▸ **Source records**:
--- BEGIN ---
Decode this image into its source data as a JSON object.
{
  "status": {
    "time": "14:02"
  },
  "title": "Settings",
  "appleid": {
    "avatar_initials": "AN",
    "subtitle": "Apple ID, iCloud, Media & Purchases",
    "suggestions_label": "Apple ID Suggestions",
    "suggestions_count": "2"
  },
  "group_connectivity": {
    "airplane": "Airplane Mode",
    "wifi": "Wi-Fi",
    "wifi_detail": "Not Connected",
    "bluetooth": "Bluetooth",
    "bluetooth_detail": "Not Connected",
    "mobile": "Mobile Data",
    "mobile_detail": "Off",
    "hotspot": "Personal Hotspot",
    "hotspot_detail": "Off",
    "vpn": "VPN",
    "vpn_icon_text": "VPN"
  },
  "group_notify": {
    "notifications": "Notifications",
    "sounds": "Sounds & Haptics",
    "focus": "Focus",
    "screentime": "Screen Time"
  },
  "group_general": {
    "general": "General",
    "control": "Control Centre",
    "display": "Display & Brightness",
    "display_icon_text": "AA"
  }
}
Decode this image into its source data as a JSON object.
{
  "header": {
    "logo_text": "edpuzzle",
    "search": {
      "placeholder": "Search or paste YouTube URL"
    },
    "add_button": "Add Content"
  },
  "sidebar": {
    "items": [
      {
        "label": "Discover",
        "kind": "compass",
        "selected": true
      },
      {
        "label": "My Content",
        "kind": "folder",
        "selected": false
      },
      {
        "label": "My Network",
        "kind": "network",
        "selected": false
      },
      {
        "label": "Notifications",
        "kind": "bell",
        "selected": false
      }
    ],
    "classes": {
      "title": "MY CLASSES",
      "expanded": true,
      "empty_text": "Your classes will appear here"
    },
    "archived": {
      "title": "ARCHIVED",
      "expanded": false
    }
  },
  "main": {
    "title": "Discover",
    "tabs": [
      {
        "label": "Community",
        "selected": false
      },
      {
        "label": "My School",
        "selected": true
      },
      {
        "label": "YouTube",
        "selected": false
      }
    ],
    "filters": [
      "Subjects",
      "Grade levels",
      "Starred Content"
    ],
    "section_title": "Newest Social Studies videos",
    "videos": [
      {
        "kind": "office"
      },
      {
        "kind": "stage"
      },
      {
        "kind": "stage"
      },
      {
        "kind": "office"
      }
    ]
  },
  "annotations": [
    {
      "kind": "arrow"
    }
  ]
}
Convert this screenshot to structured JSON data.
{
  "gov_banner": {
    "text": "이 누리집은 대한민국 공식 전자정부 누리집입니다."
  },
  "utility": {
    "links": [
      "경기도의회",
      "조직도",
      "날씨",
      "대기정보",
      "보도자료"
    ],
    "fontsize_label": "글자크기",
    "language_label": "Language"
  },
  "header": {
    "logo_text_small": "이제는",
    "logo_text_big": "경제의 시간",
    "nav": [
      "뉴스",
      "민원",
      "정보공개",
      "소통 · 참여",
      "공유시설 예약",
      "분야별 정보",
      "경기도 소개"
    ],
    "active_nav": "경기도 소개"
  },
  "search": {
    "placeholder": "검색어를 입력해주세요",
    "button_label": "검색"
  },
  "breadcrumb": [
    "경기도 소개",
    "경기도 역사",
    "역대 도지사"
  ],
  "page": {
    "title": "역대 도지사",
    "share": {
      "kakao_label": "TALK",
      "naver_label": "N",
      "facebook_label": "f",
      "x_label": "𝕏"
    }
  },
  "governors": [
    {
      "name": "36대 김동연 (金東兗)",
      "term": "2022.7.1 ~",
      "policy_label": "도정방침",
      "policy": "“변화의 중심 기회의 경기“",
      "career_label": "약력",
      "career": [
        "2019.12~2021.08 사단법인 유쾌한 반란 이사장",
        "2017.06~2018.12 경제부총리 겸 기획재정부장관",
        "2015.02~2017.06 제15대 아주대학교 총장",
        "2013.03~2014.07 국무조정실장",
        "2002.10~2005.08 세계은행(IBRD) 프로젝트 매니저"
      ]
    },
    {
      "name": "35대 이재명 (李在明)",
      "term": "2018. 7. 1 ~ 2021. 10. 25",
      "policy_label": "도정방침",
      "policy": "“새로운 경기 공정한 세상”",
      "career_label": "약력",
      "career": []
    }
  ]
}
--- END ---
▸ **Given instruction**: Your task is to quote the listing above word for word.

▸ **Correct response**:
Decode this image into its source data as a JSON object.
{
  "status": {
    "time": "14:02"
  },
  "title": "Settings",
  "appleid": {
    "avatar_initials": "AN",
    "subtitle": "Apple ID, iCloud, Media & Purchases",
    "suggestions_label": "Apple ID Suggestions",
    "suggestions_count": "2"
  },
  "group_connectivity": {
    "airplane": "Airplane Mode",
    "wifi": "Wi-Fi",
    "wifi_detail": "Not Connected",
    "bluetooth": "Bluetooth",
    "bluetooth_detail": "Not Connected",
    "mobile": "Mobile Data",
    "mobile_detail": "Off",
    "hotspot": "Personal Hotspot",
    "hotspot_detail": "Off",
    "vpn": "VPN",
    "vpn_icon_text": "VPN"
  },
  "group_notify": {
    "notifications": "Notifications",
    "sounds": "Sounds & Haptics",
    "focus": "Focus",
    "screentime": "Screen Time"
  },
  "group_general": {
    "general": "General",
    "control": "Control Centre",
    "display": "Display & Brightness",
    "display_icon_text": "AA"
  }
}
Decode this image into its source data as a JSON object.
{
  "header": {
    "logo_text": "edpuzzle",
    "search": {
      "placeholder": "Search or paste YouTube URL"
    },
    "add_button": "Add Content"
  },
  "sidebar": {
    "items": [
      {
        "label": "Discover",
        "kind": "compass",
        "selected": true
      },
      {
        "label": "My Content",
        "kind": "folder",
        "selected": false
      },
      {
        "label": "My Network",
        "kind": "network",
        "selected": false
      },
      {
        "label": "Notifications",
        "kind": "bell",
        "selected": false
      }
    ],
    "classes": {
      "title": "MY CLASSES",
      "expanded": true,
      "empty_text": "Your classes will appear here"
    },
    "archived": {
      "title": "ARCHIVED",
      "expanded": false
    }
  },
  "main": {
    "title": "Discover",
    "tabs": [
      {
        "label": "Community",
        "selected": false
      },
      {
        "label": "My School",
        "selected": true
      },
      {
        "label": "YouTube",
        "selected": false
      }
    ],
    "filters": [
      "Subjects",
      "Grade levels",
      "Starred Content"
    ],
    "section_title": "Newest Social Studies videos",
    "videos": [
      {
        "kind": "office"
      },
      {
        "kind": "stage"
      },
      {
        "kind": "stage"
      },
      {
        "kind": "office"
      }
    ]
  },
  "annotations": [
    {
      "kind": "arrow"
    }
  ]
}
Convert this screenshot to structured JSON data.
{
  "gov_banner": {
    "text": "이 누리집은 대한민국 공식 전자정부 누리집입니다."
  },
  "utility": {
    "links": [
      "경기도의회",
      "조직도",
      "날씨",
      "대기정보",
      "보도자료"
    ],
    "fontsize_label": "글자크기",
    "language_label": "Language"
  },
  "header": {
    "logo_text_small": "이제는",
    "logo_text_big": "경제의 시간",
    "nav": [
      "뉴스",
      "민원",
      "정보공개",
      "소통 · 참여",
      "공유시설 예약",
      "분야별 정보",
      "경기도 소개"
    ],
    "active_nav": "경기도 소개"
  },
  "search": {
    "placeholder": "검색어를 입력해주세요",
    "button_label": "검색"
  },
  "breadcrumb": [
    "경기도 소개",
    "경기도 역사",
    "역대 도지사"
  ],
  "page": {
    "title": "역대 도지사",
    "share": {
      "kakao_label": "TALK",
      "naver_label": "N",
      "facebook_label": "f",
      "x_label": "𝕏"
    }
  },
  "governors": [
    {
      "name": "36대 김동연 (金東兗)",
      "term": "2022.7.1 ~",
      "policy_label": "도정방침",
      "policy": "“변화의 중심 기회의 경기“",
      "career_label": "약력",
      "career": [
        "2019.12~2021.08 사단법인 유쾌한 반란 이사장",
        "2017.06~2018.12 경제부총리 겸 기획재정부장관",
        "2015.02~2017.06 제15대 아주대학교 총장",
        "2013.03~2014.07 국무조정실장",
        "2002.10~2005.08 세계은행(IBRD) 프로젝트 매니저"
      ]
    },
    {
      "name": "35대 이재명 (李在明)",
      "term": "2018. 7. 1 ~ 2021. 10. 25",
      "policy_label": "도정방침",
      "policy": "“새로운 경기 공정한 세상”",
      "career_label": "약력",
      "career": []
    }
  ]
}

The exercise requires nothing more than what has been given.